Stored rows:

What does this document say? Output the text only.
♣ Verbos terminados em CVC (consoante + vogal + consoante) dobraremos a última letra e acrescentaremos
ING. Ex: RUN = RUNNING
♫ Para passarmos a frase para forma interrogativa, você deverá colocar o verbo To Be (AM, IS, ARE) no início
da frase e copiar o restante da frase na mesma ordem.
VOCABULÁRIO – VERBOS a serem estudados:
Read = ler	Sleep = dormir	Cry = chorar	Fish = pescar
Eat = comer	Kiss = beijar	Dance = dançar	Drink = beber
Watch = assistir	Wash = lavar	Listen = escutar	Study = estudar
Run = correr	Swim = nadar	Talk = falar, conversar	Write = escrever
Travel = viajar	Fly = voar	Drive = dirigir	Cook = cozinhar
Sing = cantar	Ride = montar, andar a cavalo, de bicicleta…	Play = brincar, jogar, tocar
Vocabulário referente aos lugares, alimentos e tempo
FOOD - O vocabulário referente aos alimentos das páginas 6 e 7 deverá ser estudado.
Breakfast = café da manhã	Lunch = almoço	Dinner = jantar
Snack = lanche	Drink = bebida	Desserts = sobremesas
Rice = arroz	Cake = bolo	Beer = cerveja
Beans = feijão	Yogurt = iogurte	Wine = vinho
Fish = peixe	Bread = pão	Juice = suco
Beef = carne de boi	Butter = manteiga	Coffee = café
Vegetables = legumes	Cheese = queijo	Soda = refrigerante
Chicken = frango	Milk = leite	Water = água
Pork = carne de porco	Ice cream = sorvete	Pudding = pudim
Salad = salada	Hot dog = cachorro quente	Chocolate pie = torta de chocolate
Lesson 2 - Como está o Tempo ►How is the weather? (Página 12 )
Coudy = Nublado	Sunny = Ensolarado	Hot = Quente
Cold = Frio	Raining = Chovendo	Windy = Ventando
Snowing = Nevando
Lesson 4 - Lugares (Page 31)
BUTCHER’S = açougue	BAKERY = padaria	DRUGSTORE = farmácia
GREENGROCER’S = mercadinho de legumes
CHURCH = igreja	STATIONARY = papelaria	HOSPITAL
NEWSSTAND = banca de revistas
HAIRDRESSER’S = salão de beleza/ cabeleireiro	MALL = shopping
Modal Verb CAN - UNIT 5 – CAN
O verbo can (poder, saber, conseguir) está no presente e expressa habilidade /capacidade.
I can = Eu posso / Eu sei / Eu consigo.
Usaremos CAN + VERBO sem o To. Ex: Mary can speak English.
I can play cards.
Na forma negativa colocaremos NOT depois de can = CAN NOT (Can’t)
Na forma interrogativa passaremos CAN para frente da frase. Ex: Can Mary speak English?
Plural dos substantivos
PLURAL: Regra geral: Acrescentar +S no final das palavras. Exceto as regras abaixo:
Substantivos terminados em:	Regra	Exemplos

What you have to do:
Extract the listing in its entirety, matching it exactly.

Response:
What does this document say? Output the text only.
♣ Verbos terminados em CVC (consoante + vogal + consoante) dobraremos a última letra e acrescentaremos
ING. Ex: RUN = RUNNING
♫ Para passarmos a frase para forma interrogativa, você deverá colocar o verbo To Be (AM, IS, ARE) no início
da frase e copiar o restante da frase na mesma ordem.
VOCABULÁRIO – VERBOS a serem estudados:
Read = ler	Sleep = dormir	Cry = chorar	Fish = pescar
Eat = comer	Kiss = beijar	Dance = dançar	Drink = beber
Watch = assistir	Wash = lavar	Listen = escutar	Study = estudar
Run = correr	Swim = nadar	Talk = falar, conversar	Write = escrever
Travel = viajar	Fly = voar	Drive = dirigir	Cook = cozinhar
Sing = cantar	Ride = montar, andar a cavalo, de bicicleta…	Play = brincar, jogar, tocar
Vocabulário referente aos lugares, alimentos e tempo
FOOD - O vocabulário referente aos alimentos das páginas 6 e 7 deverá ser estudado.
Breakfast = café da manhã	Lunch = almoço	Dinner = jantar
Snack = lanche	Drink = bebida	Desserts = sobremesas
Rice = arroz	Cake = bolo	Beer = cerveja
Beans = feijão	Yogurt = iogurte	Wine = vinho
Fish = peixe	Bread = pão	Juice = suco
Beef = carne de boi	Butter = manteiga	Coffee = café
Vegetables = legumes	Cheese = queijo	Soda = refrigerante
Chicken = frango	Milk = leite	Water = água
Pork = carne de porco	Ice cream = sorvete	Pudding = pudim
Salad = salada	Hot dog = cachorro quente	Chocolate pie = torta de chocolate
Lesson 2 - Como está o Tempo ►How is the weather? (Página 12 )
Coudy = Nublado	Sunny = Ensolarado	Hot = Quente
Cold = Frio	Raining = Chovendo	Windy = Ventando
Snowing = Nevando
Lesson 4 - Lugares (Page 31)
BUTCHER’S = açougue	BAKERY = padaria	DRUGSTORE = farmácia
GREENGROCER’S = mercadinho de legumes
CHURCH = igreja	STATIONARY = papelaria	HOSPITAL
NEWSSTAND = banca de revistas
HAIRDRESSER’S = salão de beleza/ cabeleireiro	MALL = shopping
Modal Verb CAN - UNIT 5 – CAN
O verbo can (poder, saber, conseguir) está no presente e expressa habilidade /capacidade.
I can = Eu posso / Eu sei / Eu consigo.
Usaremos CAN + VERBO sem o To. Ex: Mary can speak English.
I can play cards.
Na forma negativa colocaremos NOT depois de can = CAN NOT (Can’t)
Na forma interrogativa passaremos CAN para frente da frase. Ex: Can Mary speak English?
Plural dos substantivos
PLURAL: Regra geral: Acrescentar +S no final das palavras. Exceto as regras abaixo:
Substantivos terminados em:	Regra	Exemplos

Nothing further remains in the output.